Отрывок –
------
Евгений Весник - Записки артиста
И снова упоительный успех – смех в зале.
– А какой театр вы больше всего любите?
– Я все театры люблю и актеров тоже всех люблю, но ночи, записываясь в очередь за билетами, простаивал только в Малый.
Так была решена судьба 17-летнего паренька, мечтавшего с детства стать лицедеем. Я стал студентом Театрального училища имени Щепкина при Государственном академическом Малом театре, студентом первого курса, которым руководили И. Я. Судаков и Б. И. Вершилов.
Как недавно все это было!
Просится на бумагу множество оживших сценок, ситуаций, словно лента кадров-воспоминаний. Теряюсь в выборе наиболее интересных, запавших в душу людей. В конце концов, извлекаю из памяти своей то, что имело отношение к доброму, к любви, к благодарности за учение, за уроки человечности, за помощь в овладении профессией.
И первым должен назвать Илью Яковлевича Судакова, который своей работоспособностью, образованностью и человечностью остудил пыл нашей самоуверенности и переоценки самих себя. Первые же беседы с ним открыли нам глаза на сложность выбранной профессии и, естественно, настроили на предельно серьезное отношение к ней. Я до сих пор вспоминаю, с каким упорством этот большой художник добивался от нас мало-мальски приемлемого качества работы, будь это этюд, сценка, отрывок из пьесы или просто небольшая реплика. Многократное повторение того или иного нашего действия давало нам ощущение некоторого овладения материалом, а следовательно – маленькой радости, закладывало в сознание необходимость упорнейшей работы. Счастливое начало!
------
Извлечённые данные –

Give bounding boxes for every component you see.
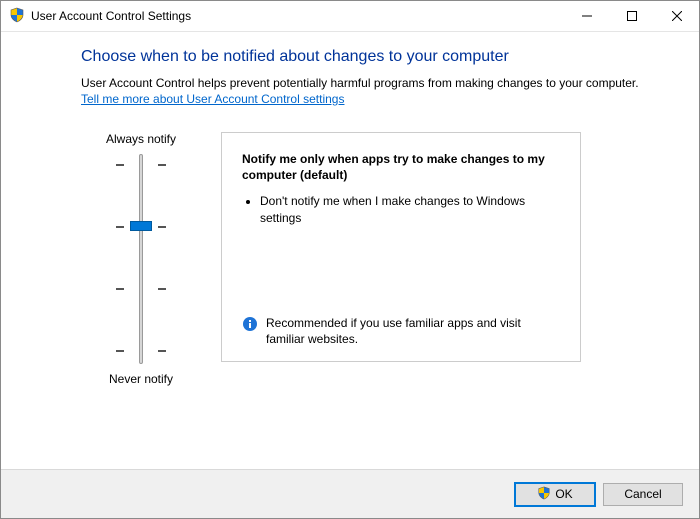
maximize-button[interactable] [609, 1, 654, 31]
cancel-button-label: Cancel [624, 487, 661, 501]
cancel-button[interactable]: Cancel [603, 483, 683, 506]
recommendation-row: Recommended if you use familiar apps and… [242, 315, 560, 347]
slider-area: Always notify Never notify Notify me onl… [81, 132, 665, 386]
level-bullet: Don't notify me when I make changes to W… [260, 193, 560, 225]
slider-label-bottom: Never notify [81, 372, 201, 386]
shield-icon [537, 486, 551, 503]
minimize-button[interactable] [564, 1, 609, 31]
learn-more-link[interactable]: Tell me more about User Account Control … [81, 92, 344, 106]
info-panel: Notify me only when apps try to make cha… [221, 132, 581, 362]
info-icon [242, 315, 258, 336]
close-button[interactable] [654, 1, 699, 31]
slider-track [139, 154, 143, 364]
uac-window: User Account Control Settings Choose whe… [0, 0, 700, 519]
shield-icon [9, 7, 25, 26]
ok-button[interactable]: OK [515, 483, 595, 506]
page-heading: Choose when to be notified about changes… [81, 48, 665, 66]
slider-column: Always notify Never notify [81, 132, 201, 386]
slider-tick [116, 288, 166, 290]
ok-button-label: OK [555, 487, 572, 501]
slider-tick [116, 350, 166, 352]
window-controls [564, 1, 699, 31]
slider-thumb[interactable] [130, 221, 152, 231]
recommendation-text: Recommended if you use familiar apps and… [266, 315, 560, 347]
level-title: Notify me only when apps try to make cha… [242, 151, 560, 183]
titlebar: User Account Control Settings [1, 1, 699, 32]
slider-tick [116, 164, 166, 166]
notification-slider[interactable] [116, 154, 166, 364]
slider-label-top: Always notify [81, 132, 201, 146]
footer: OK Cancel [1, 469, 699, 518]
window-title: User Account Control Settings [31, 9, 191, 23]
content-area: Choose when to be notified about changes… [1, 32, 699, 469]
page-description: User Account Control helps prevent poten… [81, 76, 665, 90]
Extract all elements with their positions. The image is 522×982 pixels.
------
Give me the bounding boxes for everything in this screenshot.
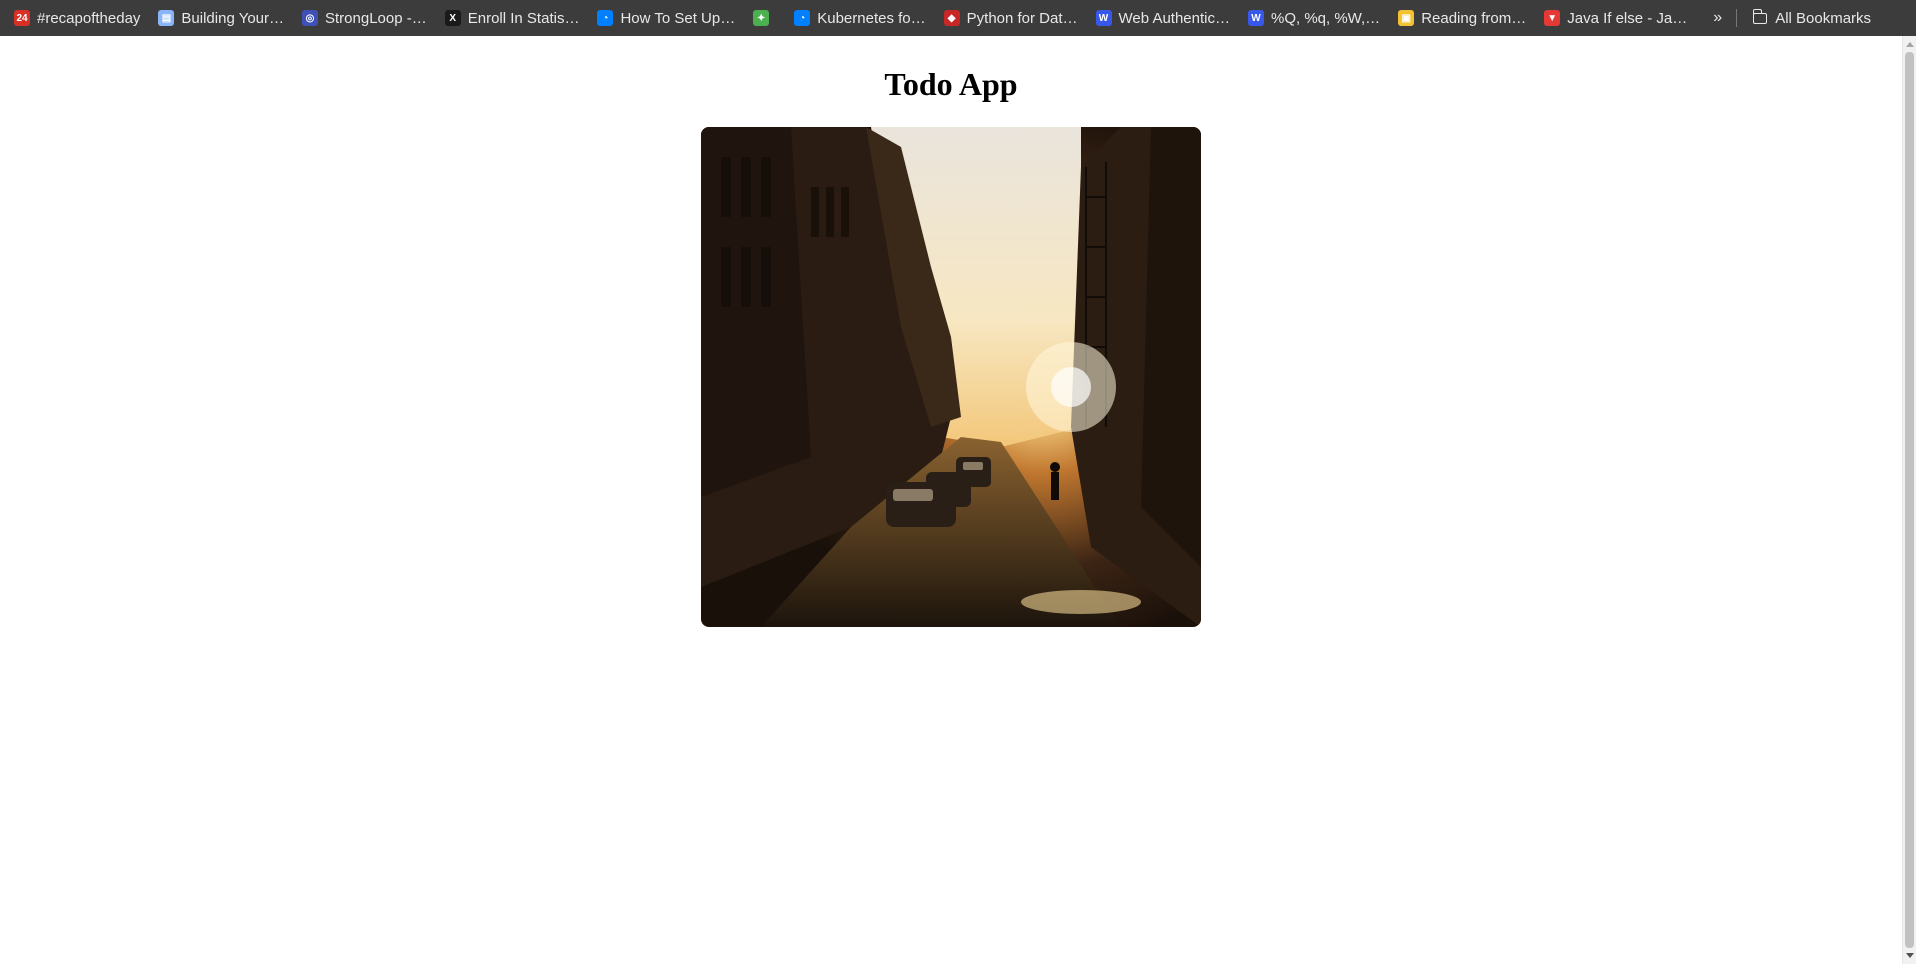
------
Условие задания – Повторите дословно часть отрывка, начиная со слов «Так была решена» и заканчивая словами «все это было!». Записи никак не связаны с отрывком.

Решение задания –
Так была решена судьба 17-летнего паренька, мечтавшего с детства стать лицедеем. Я стал студентом Театрального училища имени Щепкина при Государственном академическом Малом театре, студентом первого курса, которым руководили И. Я. Судаков и Б. И. Вершилов.
Как недавно все это было!